> Task directions
Transcribe the material verbatim in full; the pictures do not belong in the copy.

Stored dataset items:
•••
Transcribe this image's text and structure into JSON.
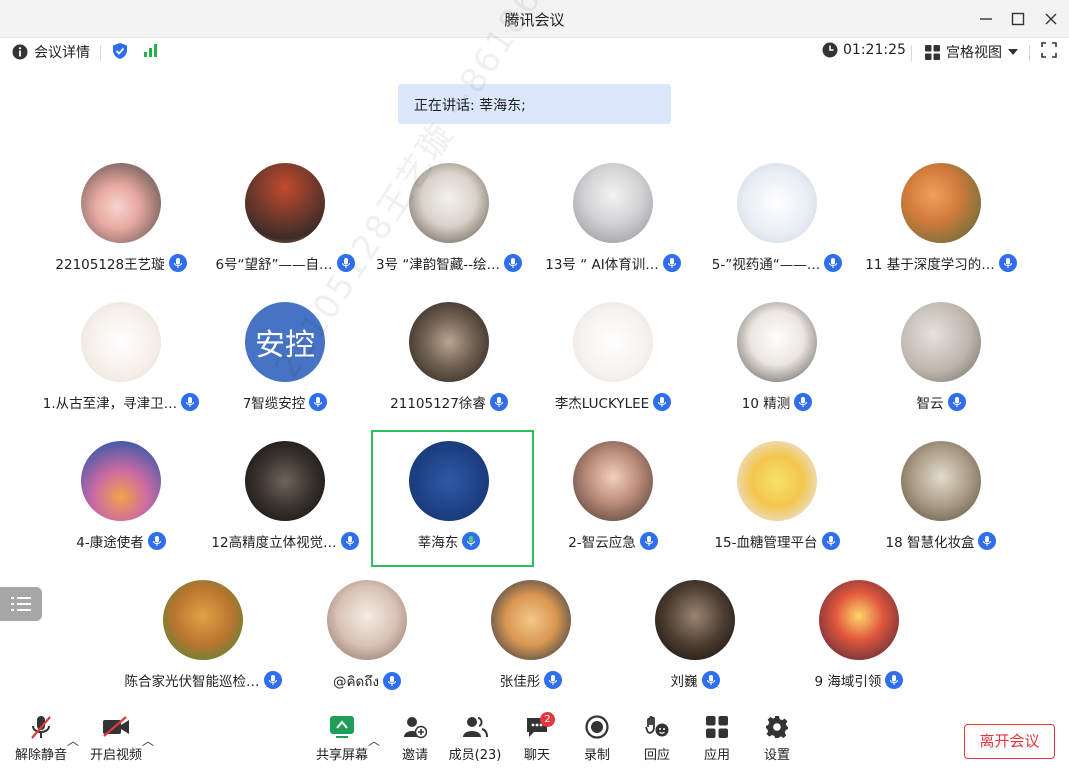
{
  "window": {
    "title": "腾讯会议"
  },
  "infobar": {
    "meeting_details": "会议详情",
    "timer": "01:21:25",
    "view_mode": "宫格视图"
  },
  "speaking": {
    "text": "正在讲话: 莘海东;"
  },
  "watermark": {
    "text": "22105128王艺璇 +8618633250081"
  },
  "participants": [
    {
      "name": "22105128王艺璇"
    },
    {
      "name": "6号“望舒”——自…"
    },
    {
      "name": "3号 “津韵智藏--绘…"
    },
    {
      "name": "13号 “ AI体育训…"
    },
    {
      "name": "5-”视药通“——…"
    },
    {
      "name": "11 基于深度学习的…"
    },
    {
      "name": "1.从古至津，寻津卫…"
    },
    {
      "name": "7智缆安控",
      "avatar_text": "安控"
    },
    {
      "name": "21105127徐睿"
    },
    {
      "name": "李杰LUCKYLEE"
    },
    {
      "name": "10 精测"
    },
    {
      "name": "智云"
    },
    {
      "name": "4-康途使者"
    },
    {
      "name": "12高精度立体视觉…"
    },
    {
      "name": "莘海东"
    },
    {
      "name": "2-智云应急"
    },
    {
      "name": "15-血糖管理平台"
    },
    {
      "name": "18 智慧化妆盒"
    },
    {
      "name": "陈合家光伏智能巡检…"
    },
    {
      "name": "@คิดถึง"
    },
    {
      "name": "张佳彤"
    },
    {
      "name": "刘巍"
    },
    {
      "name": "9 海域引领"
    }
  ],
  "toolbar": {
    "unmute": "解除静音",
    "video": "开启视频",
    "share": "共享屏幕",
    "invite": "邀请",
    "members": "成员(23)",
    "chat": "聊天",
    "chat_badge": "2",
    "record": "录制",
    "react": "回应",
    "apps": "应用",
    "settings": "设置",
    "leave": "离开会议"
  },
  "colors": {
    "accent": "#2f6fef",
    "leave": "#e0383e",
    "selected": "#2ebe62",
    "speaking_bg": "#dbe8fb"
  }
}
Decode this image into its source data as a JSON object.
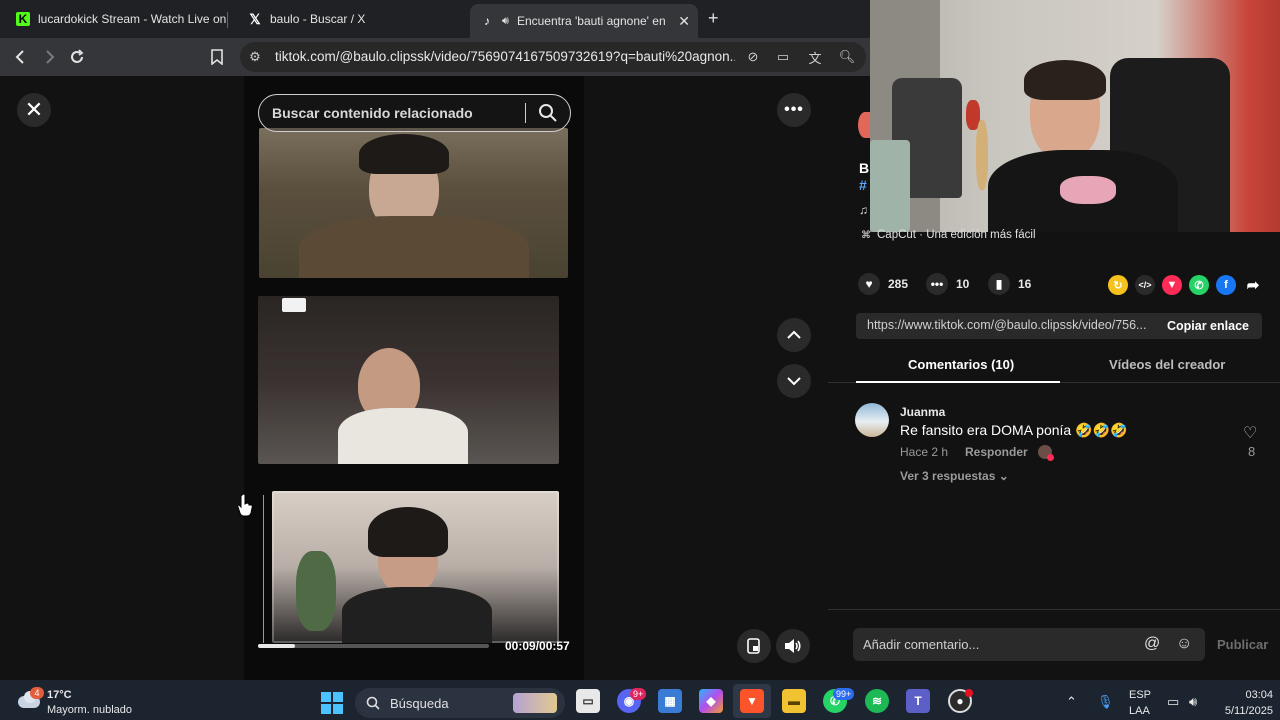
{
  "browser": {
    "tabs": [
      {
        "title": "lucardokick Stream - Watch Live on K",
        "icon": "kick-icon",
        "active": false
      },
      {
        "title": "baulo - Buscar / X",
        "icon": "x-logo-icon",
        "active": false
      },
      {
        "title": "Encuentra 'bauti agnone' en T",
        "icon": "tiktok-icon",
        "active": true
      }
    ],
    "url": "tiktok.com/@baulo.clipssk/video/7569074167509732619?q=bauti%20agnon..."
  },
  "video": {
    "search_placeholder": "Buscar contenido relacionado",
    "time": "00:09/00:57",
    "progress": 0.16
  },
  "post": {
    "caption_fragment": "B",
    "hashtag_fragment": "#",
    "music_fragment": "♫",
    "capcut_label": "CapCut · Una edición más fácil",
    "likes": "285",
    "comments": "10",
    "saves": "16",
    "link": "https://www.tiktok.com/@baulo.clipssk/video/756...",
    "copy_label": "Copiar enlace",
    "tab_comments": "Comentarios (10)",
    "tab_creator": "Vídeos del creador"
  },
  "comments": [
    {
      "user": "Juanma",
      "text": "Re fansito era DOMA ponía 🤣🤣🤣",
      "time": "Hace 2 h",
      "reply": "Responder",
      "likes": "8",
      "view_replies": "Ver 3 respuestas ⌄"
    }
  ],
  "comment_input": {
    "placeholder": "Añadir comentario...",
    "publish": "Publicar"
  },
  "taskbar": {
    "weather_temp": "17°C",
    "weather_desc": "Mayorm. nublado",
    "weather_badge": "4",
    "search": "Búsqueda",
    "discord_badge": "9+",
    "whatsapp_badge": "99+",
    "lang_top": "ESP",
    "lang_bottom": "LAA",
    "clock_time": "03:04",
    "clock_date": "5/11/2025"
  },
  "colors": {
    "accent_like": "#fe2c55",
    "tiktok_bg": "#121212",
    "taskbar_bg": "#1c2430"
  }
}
•••
> Solution
Transcribe this image's text and structure into JSON.
{
  "window": {
    "title": "腾讯会议"
  },
  "infobar": {
    "meeting_details": "会议详情",
    "timer": "01:21:25",
    "view_mode": "宫格视图"
  },
  "speaking": {
    "text": "正在讲话: 莘海东;"
  },
  "watermark": {
    "text": "22105128王艺璇 +8618633250081"
  },
  "participants": [
    {
      "name": "22105128王艺璇"
    },
    {
      "name": "6号“望舒”——自…"
    },
    {
      "name": "3号 “津韵智藏--绘…"
    },
    {
      "name": "13号 “ AI体育训…"
    },
    {
      "name": "5-”视药通“——…"
    },
    {
      "name": "11 基于深度学习的…"
    },
    {
      "name": "1.从古至津，寻津卫…"
    },
    {
      "name": "7智缆安控",
      "avatar_text": "安控"
    },
    {
      "name": "21105127徐睿"
    },
    {
      "name": "李杰LUCKYLEE"
    },
    {
      "name": "10 精测"
    },
    {
      "name": "智云"
    },
    {
      "name": "4-康途使者"
    },
    {
      "name": "12高精度立体视觉…"
    },
    {
      "name": "莘海东"
    },
    {
      "name": "2-智云应急"
    },
    {
      "name": "15-血糖管理平台"
    },
    {
      "name": "18 智慧化妆盒"
    },
    {
      "name": "陈合家光伏智能巡检…"
    },
    {
      "name": "@คิดถึง"
    },
    {
      "name": "张佳彤"
    },
    {
      "name": "刘巍"
    },
    {
      "name": "9 海域引领"
    }
  ],
  "toolbar": {
    "unmute": "解除静音",
    "video": "开启视频",
    "share": "共享屏幕",
    "invite": "邀请",
    "members": "成员(23)",
    "chat": "聊天",
    "chat_badge": "2",
    "record": "录制",
    "react": "回应",
    "apps": "应用",
    "settings": "设置",
    "leave": "离开会议"
  },
  "colors": {
    "accent": "#2f6fef",
    "leave": "#e0383e",
    "selected": "#2ebe62",
    "speaking_bg": "#dbe8fb"
  }
}
Decode this image into its source data as a JSON object.
{
  "browser": {
    "tabs": [
      {
        "title": "lucardokick Stream - Watch Live on K",
        "icon": "kick-icon",
        "active": false
      },
      {
        "title": "baulo - Buscar / X",
        "icon": "x-logo-icon",
        "active": false
      },
      {
        "title": "Encuentra 'bauti agnone' en T",
        "icon": "tiktok-icon",
        "active": true
      }
    ],
    "url": "tiktok.com/@baulo.clipssk/video/7569074167509732619?q=bauti%20agnon..."
  },
  "video": {
    "search_placeholder": "Buscar contenido relacionado",
    "time": "00:09/00:57",
    "progress": 0.16
  },
  "post": {
    "caption_fragment": "B",
    "hashtag_fragment": "#",
    "music_fragment": "♫",
    "capcut_label": "CapCut · Una edición más fácil",
    "likes": "285",
    "comments": "10",
    "saves": "16",
    "link": "https://www.tiktok.com/@baulo.clipssk/video/756...",
    "copy_label": "Copiar enlace",
    "tab_comments": "Comentarios (10)",
    "tab_creator": "Vídeos del creador"
  },
  "comments": [
    {
      "user": "Juanma",
      "text": "Re fansito era DOMA ponía 🤣🤣🤣",
      "time": "Hace 2 h",
      "reply": "Responder",
      "likes": "8",
      "view_replies": "Ver 3 respuestas ⌄"
    }
  ],
  "comment_input": {
    "placeholder": "Añadir comentario...",
    "publish": "Publicar"
  },
  "taskbar": {
    "weather_temp": "17°C",
    "weather_desc": "Mayorm. nublado",
    "weather_badge": "4",
    "search": "Búsqueda",
    "discord_badge": "9+",
    "whatsapp_badge": "99+",
    "lang_top": "ESP",
    "lang_bottom": "LAA",
    "clock_time": "03:04",
    "clock_date": "5/11/2025"
  },
  "colors": {
    "accent_like": "#fe2c55",
    "tiktok_bg": "#121212",
    "taskbar_bg": "#1c2430"
  }
}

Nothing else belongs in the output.